Task to complete.
Print out the entries below with no edits.

Record extracts.
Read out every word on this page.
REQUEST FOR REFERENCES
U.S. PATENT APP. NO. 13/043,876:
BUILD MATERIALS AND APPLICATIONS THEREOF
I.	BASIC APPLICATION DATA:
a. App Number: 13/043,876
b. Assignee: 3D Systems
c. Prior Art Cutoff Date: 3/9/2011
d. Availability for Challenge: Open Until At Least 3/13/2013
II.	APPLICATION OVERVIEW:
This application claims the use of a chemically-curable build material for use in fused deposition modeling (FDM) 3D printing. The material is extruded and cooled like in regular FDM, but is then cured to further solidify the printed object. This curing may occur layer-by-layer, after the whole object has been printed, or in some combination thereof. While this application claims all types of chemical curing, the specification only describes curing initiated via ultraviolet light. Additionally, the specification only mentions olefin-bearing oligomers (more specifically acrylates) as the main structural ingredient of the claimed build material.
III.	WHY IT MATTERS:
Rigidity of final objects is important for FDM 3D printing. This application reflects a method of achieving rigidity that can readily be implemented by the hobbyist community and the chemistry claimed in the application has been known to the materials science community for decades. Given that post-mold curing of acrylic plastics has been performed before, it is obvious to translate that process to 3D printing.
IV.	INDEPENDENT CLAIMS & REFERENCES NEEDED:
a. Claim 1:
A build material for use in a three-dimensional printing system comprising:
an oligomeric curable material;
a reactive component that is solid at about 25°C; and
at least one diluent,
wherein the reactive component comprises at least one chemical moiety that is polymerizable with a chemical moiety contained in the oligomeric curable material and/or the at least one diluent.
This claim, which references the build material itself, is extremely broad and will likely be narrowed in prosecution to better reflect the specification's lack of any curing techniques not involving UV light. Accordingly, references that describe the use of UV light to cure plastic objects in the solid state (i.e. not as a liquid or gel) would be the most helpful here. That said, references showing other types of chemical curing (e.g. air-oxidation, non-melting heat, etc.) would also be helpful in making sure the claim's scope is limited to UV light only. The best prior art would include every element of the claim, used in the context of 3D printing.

Reply to the task.
Read out every word on this page.
REQUEST FOR REFERENCES
U.S. PATENT APP. NO. 13/043,876:
BUILD MATERIALS AND APPLICATIONS THEREOF
I.	BASIC APPLICATION DATA:
a. App Number: 13/043,876
b. Assignee: 3D Systems
c. Prior Art Cutoff Date: 3/9/2011
d. Availability for Challenge: Open Until At Least 3/13/2013
II.	APPLICATION OVERVIEW:
This application claims the use of a chemically-curable build material for use in fused deposition modeling (FDM) 3D printing. The material is extruded and cooled like in regular FDM, but is then cured to further solidify the printed object. This curing may occur layer-by-layer, after the whole object has been printed, or in some combination thereof. While this application claims all types of chemical curing, the specification only describes curing initiated via ultraviolet light. Additionally, the specification only mentions olefin-bearing oligomers (more specifically acrylates) as the main structural ingredient of the claimed build material.
III.	WHY IT MATTERS:
Rigidity of final objects is important for FDM 3D printing. This application reflects a method of achieving rigidity that can readily be implemented by the hobbyist community and the chemistry claimed in the application has been known to the materials science community for decades. Given that post-mold curing of acrylic plastics has been performed before, it is obvious to translate that process to 3D printing.
IV.	INDEPENDENT CLAIMS & REFERENCES NEEDED:
a. Claim 1:
A build material for use in a three-dimensional printing system comprising:
an oligomeric curable material;
a reactive component that is solid at about 25°C; and
at least one diluent,
wherein the reactive component comprises at least one chemical moiety that is polymerizable with a chemical moiety contained in the oligomeric curable material and/or the at least one diluent.
This claim, which references the build material itself, is extremely broad and will likely be narrowed in prosecution to better reflect the specification's lack of any curing techniques not involving UV light. Accordingly, references that describe the use of UV light to cure plastic objects in the solid state (i.e. not as a liquid or gel) would be the most helpful here. That said, references showing other types of chemical curing (e.g. air-oxidation, non-melting heat, etc.) would also be helpful in making sure the claim's scope is limited to UV light only. The best prior art would include every element of the claim, used in the context of 3D printing.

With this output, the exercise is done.